**SHORT PROBLEM:** Return each line that holds the word "kelabu".

## BEGIN RECORD EXCERPTS

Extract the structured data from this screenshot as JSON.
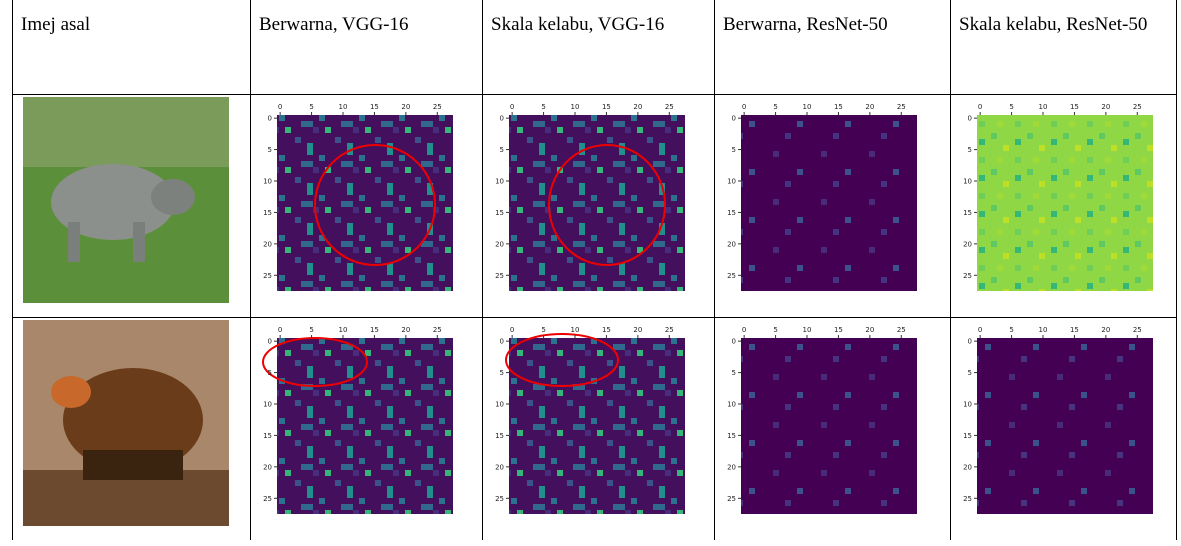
{
  "table": {
    "header": [
      "Imej asal",
      "Berwarna, VGG-16",
      "Skala kelabu, VGG-16",
      "Berwarna, ResNet-50",
      "Skala kelabu, ResNet-50"
    ],
    "rows": [
      {
        "heatmaps": [
          {
            "xticks": [
              0,
              5,
              10,
              15,
              20,
              25
            ],
            "yticks": [
              0,
              5,
              10,
              15,
              20,
              25
            ]
          },
          {
            "xticks": [
              0,
              5,
              10,
              15,
              20,
              25
            ],
            "yticks": [
              0,
              5,
              10,
              15,
              20,
              25
            ]
          },
          {
            "xticks": [
              0,
              5,
              10,
              15,
              20,
              25
            ],
            "yticks": [
              0,
              5,
              10,
              15,
              20,
              25
            ]
          },
          {
            "xticks": [
              0,
              5,
              10,
              15,
              20,
              25
            ],
            "yticks": [
              0,
              5,
              10,
              15,
              20,
              25
            ]
          }
        ]
      },
      {
        "heatmaps": [
          {
            "xticks": [
              0,
              5,
              10,
              15,
              20,
              25
            ],
            "yticks": [
              0,
              5,
              10,
              15,
              20,
              25
            ]
          },
          {
            "xticks": [
              0,
              5,
              10,
              15,
              20,
              25
            ],
            "yticks": [
              0,
              5,
              10,
              15,
              20,
              25
            ]
          },
          {
            "xticks": [
              0,
              5,
              10,
              15,
              20,
              25
            ],
            "yticks": [
              0,
              5,
              10,
              15,
              20,
              25
            ]
          },
          {
            "xticks": [
              0,
              5,
              10,
              15,
              20,
              25
            ],
            "yticks": [
              0,
              5,
              10,
              15,
              20,
              25
            ]
          }
        ]
      }
    ]
  }
}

## END RECORD EXCERPTS

**SOLUTION FOR THIS TASK:**
      "Skala kelabu, VGG-16",
      "Skala kelabu, ResNet-50"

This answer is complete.